**Figure data in JSON:**
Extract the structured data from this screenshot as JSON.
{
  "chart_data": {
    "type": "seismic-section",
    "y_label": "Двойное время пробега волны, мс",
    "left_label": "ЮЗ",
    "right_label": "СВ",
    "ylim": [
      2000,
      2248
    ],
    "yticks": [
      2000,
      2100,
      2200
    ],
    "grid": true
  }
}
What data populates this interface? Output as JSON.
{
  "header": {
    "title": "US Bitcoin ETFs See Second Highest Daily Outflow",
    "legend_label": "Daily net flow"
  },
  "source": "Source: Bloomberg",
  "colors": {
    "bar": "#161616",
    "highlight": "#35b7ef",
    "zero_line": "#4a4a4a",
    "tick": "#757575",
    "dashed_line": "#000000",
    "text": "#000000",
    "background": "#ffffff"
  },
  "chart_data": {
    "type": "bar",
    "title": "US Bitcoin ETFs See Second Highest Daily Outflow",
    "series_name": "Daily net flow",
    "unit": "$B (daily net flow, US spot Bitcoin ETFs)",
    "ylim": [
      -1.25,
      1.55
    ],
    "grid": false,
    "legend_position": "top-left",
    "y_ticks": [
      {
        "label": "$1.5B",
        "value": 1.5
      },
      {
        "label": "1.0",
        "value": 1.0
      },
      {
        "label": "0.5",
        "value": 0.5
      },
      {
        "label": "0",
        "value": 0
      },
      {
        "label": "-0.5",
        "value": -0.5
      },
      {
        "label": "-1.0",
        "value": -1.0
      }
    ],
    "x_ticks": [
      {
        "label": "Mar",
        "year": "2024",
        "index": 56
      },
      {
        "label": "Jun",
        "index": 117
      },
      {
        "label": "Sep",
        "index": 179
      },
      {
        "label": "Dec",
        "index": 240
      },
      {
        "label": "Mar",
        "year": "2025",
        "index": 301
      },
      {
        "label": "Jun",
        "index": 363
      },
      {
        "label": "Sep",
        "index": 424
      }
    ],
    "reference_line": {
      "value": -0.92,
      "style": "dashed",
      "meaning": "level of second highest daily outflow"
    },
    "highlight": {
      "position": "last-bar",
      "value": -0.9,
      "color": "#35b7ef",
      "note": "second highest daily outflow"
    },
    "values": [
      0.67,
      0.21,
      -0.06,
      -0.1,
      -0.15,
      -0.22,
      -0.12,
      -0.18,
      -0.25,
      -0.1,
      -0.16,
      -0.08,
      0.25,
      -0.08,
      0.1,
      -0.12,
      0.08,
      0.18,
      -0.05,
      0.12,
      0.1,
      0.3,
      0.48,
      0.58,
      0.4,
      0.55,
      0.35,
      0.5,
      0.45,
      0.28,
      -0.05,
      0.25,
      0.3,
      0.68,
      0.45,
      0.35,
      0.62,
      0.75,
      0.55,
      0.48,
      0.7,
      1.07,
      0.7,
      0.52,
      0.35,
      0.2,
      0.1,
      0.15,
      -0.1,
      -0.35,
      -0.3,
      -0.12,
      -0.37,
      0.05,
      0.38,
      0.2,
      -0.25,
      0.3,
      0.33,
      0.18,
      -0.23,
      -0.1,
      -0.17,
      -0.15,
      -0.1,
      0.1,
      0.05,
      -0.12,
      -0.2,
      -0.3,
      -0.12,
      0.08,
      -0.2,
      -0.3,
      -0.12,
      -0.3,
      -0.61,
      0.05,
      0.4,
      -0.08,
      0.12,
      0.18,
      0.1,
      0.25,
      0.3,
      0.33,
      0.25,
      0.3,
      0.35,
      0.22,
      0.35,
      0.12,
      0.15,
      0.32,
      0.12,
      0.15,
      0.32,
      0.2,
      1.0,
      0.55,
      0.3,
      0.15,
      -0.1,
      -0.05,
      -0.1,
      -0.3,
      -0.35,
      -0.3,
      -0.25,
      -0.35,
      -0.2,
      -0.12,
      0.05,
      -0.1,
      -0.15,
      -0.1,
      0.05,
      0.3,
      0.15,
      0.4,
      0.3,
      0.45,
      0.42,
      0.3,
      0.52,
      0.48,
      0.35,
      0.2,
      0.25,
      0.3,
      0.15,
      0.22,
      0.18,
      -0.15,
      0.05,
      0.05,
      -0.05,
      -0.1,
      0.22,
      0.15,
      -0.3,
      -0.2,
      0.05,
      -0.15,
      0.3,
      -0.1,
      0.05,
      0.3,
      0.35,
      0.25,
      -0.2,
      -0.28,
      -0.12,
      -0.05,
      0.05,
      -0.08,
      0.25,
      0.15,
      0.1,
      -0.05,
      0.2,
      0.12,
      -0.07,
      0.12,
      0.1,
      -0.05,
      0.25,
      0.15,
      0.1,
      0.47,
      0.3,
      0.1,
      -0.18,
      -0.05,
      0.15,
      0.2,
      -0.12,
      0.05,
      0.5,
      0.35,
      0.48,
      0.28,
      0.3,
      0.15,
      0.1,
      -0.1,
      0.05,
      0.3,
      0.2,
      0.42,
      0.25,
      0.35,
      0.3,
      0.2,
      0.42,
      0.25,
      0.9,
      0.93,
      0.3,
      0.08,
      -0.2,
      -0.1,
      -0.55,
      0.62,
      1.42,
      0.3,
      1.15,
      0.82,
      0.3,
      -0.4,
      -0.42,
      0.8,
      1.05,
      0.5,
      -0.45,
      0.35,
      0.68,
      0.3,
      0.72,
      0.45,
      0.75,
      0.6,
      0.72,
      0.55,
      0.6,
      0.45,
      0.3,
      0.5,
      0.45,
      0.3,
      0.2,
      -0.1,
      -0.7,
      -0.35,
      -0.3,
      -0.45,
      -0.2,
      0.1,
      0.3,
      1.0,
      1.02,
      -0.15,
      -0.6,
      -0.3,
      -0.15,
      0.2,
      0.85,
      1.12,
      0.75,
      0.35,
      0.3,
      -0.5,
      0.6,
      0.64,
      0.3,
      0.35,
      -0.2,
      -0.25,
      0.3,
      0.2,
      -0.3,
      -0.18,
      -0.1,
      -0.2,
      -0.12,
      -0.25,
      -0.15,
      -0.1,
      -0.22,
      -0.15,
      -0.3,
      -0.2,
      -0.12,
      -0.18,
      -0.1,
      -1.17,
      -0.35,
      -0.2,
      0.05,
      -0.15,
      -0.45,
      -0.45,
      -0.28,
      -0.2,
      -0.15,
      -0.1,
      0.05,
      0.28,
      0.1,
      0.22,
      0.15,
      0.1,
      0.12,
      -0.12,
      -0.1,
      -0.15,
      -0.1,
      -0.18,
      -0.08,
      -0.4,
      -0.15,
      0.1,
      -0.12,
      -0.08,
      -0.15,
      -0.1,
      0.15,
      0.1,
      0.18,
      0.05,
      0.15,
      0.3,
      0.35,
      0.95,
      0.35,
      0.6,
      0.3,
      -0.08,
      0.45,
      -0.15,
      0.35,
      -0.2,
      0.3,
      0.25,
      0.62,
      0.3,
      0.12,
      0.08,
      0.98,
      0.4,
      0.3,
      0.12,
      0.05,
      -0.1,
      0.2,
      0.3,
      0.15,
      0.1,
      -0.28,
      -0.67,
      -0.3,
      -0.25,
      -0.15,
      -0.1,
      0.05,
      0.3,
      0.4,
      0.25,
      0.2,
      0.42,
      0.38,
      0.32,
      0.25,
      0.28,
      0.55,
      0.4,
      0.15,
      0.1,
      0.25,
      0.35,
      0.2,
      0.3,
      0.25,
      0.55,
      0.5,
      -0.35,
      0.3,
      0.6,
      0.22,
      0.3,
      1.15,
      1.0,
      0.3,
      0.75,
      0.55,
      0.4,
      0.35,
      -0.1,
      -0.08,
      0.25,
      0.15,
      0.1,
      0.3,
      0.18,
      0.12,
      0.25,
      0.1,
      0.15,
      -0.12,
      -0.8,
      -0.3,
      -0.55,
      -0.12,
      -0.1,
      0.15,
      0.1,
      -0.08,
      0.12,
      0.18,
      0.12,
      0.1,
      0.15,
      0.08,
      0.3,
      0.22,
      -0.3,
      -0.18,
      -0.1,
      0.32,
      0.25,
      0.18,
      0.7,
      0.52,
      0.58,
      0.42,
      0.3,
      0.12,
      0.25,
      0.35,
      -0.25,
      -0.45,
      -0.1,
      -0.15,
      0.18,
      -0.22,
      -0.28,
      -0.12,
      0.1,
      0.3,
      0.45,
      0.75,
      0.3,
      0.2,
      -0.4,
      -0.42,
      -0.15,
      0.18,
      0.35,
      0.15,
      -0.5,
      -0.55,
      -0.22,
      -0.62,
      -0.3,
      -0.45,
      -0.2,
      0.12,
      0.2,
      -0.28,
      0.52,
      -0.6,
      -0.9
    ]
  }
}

**What this task involves:** Search the records for the word "index" and copy every line where it occurs.

**Exercise answer:**
        "index": 56
        "index": 117
        "index": 179
        "index": 240
        "index": 301
        "index": 363
        "index": 424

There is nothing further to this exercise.